Transcribe every entry below word for word, but skip the pictures.

-- Start EXCERPTED RECORDS --

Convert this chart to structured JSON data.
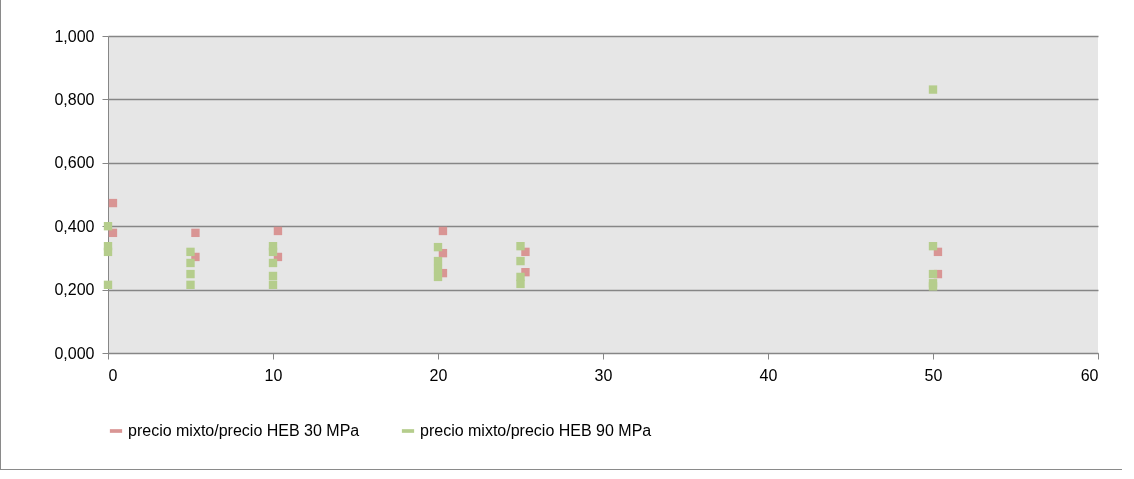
{
  "chart_data": {
    "type": "scatter",
    "xlim": [
      0,
      60
    ],
    "xticks": [
      0,
      10,
      20,
      30,
      40,
      50,
      60
    ],
    "ylim": [
      0,
      1
    ],
    "yticks": [
      {
        "value": 0,
        "label": "0,000"
      },
      {
        "value": 0.2,
        "label": "0,200"
      },
      {
        "value": 0.4,
        "label": "0,400"
      },
      {
        "value": 0.6,
        "label": "0,600"
      },
      {
        "value": 0.8,
        "label": "0,800"
      },
      {
        "value": 1,
        "label": "1,000"
      }
    ],
    "grid": "y",
    "legend": "bottom",
    "series": [
      {
        "name": "precio mixto/precio HEB 30 MPa",
        "color": "#d99594",
        "marker": "square",
        "x": [
          0.3,
          0.3,
          5.3,
          5.3,
          10.3,
          10.3,
          20.3,
          20.3,
          20.3,
          25.3,
          25.3,
          50.3,
          50.3
        ],
        "values": [
          0.473,
          0.379,
          0.379,
          0.303,
          0.385,
          0.303,
          0.385,
          0.315,
          0.252,
          0.319,
          0.255,
          0.319,
          0.249
        ]
      },
      {
        "name": "precio mixto/precio HEB 90 MPa",
        "color": "#b5cd8c",
        "marker": "square",
        "x": [
          0,
          0,
          0,
          0,
          5,
          5,
          5,
          5,
          10,
          10,
          10,
          10,
          10,
          20,
          20,
          20,
          20,
          25,
          25,
          25,
          25,
          50,
          50,
          50,
          50,
          50
        ],
        "values": [
          0.4,
          0.337,
          0.319,
          0.215,
          0.319,
          0.284,
          0.249,
          0.215,
          0.337,
          0.319,
          0.284,
          0.243,
          0.215,
          0.334,
          0.29,
          0.265,
          0.24,
          0.337,
          0.29,
          0.24,
          0.218,
          0.831,
          0.337,
          0.249,
          0.22,
          0.21
        ]
      }
    ]
  }
}
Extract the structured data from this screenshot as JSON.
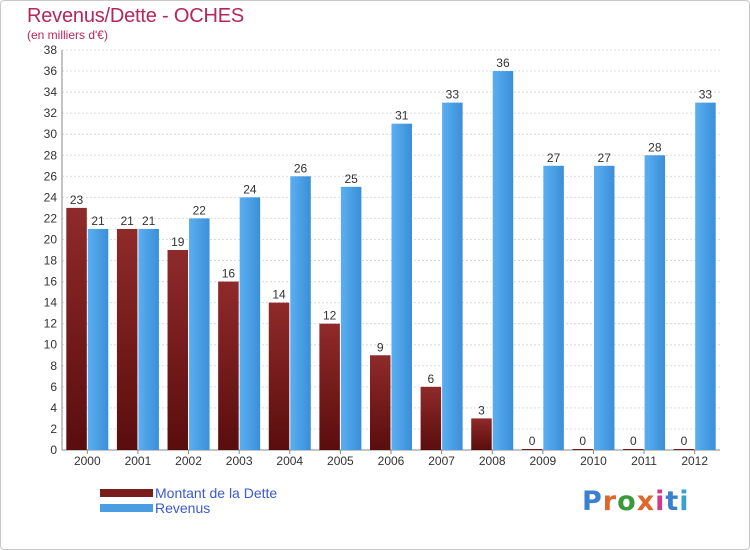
{
  "header": {
    "title": "Revenus/Dette - OCHES",
    "subtitle": "(en milliers d'€)"
  },
  "legend": {
    "items": [
      {
        "label": "Montant de la Dette",
        "color": "#7a1c1c"
      },
      {
        "label": "Revenus",
        "color": "#4a9de0"
      }
    ]
  },
  "logo": {
    "text": "Proxiti"
  },
  "colors": {
    "debt": "#7a1c1c",
    "revenue": "#4a9de0",
    "title": "#b5265a"
  },
  "chart_data": {
    "type": "bar",
    "categories": [
      "2000",
      "2001",
      "2002",
      "2003",
      "2004",
      "2005",
      "2006",
      "2007",
      "2008",
      "2009",
      "2010",
      "2011",
      "2012"
    ],
    "series": [
      {
        "name": "Montant de la Dette",
        "values": [
          23,
          21,
          19,
          16,
          14,
          12,
          9,
          6,
          3,
          0,
          0,
          0,
          0
        ]
      },
      {
        "name": "Revenus",
        "values": [
          21,
          21,
          22,
          24,
          26,
          25,
          31,
          33,
          36,
          27,
          27,
          28,
          33
        ]
      }
    ],
    "title": "Revenus/Dette - OCHES",
    "subtitle": "(en milliers d'€)",
    "ylim": [
      0,
      38
    ],
    "yticks": [
      0,
      2,
      4,
      6,
      8,
      10,
      12,
      14,
      16,
      18,
      20,
      22,
      24,
      26,
      28,
      30,
      32,
      34,
      36,
      38
    ],
    "grid": true,
    "legend_position": "bottom-left"
  }
}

-- End EXCERPTED RECORDS --

REPLY ▸
Convert this chart to structured JSON data.
{
  "chart_data": {
    "type": "scatter",
    "xlim": [
      0,
      60
    ],
    "xticks": [
      0,
      10,
      20,
      30,
      40,
      50,
      60
    ],
    "ylim": [
      0,
      1
    ],
    "yticks": [
      {
        "value": 0,
        "label": "0,000"
      },
      {
        "value": 0.2,
        "label": "0,200"
      },
      {
        "value": 0.4,
        "label": "0,400"
      },
      {
        "value": 0.6,
        "label": "0,600"
      },
      {
        "value": 0.8,
        "label": "0,800"
      },
      {
        "value": 1,
        "label": "1,000"
      }
    ],
    "grid": "y",
    "legend": "bottom",
    "series": [
      {
        "name": "precio mixto/precio HEB 30 MPa",
        "color": "#d99594",
        "marker": "square",
        "x": [
          0.3,
          0.3,
          5.3,
          5.3,
          10.3,
          10.3,
          20.3,
          20.3,
          20.3,
          25.3,
          25.3,
          50.3,
          50.3
        ],
        "values": [
          0.473,
          0.379,
          0.379,
          0.303,
          0.385,
          0.303,
          0.385,
          0.315,
          0.252,
          0.319,
          0.255,
          0.319,
          0.249
        ]
      },
      {
        "name": "precio mixto/precio HEB 90 MPa",
        "color": "#b5cd8c",
        "marker": "square",
        "x": [
          0,
          0,
          0,
          0,
          5,
          5,
          5,
          5,
          10,
          10,
          10,
          10,
          10,
          20,
          20,
          20,
          20,
          25,
          25,
          25,
          25,
          50,
          50,
          50,
          50,
          50
        ],
        "values": [
          0.4,
          0.337,
          0.319,
          0.215,
          0.319,
          0.284,
          0.249,
          0.215,
          0.337,
          0.319,
          0.284,
          0.243,
          0.215,
          0.334,
          0.29,
          0.265,
          0.24,
          0.337,
          0.29,
          0.24,
          0.218,
          0.831,
          0.337,
          0.249,
          0.22,
          0.21
        ]
      }
    ]
  }
}
Extract the structured data from this screenshot as JSON.
{
  "header": {
    "title": "Revenus/Dette - OCHES",
    "subtitle": "(en milliers d'€)"
  },
  "legend": {
    "items": [
      {
        "label": "Montant de la Dette",
        "color": "#7a1c1c"
      },
      {
        "label": "Revenus",
        "color": "#4a9de0"
      }
    ]
  },
  "logo": {
    "text": "Proxiti"
  },
  "colors": {
    "debt": "#7a1c1c",
    "revenue": "#4a9de0",
    "title": "#b5265a"
  },
  "chart_data": {
    "type": "bar",
    "categories": [
      "2000",
      "2001",
      "2002",
      "2003",
      "2004",
      "2005",
      "2006",
      "2007",
      "2008",
      "2009",
      "2010",
      "2011",
      "2012"
    ],
    "series": [
      {
        "name": "Montant de la Dette",
        "values": [
          23,
          21,
          19,
          16,
          14,
          12,
          9,
          6,
          3,
          0,
          0,
          0,
          0
        ]
      },
      {
        "name": "Revenus",
        "values": [
          21,
          21,
          22,
          24,
          26,
          25,
          31,
          33,
          36,
          27,
          27,
          28,
          33
        ]
      }
    ],
    "title": "Revenus/Dette - OCHES",
    "subtitle": "(en milliers d'€)",
    "ylim": [
      0,
      38
    ],
    "yticks": [
      0,
      2,
      4,
      6,
      8,
      10,
      12,
      14,
      16,
      18,
      20,
      22,
      24,
      26,
      28,
      30,
      32,
      34,
      36,
      38
    ],
    "grid": true,
    "legend_position": "bottom-left"
  }
}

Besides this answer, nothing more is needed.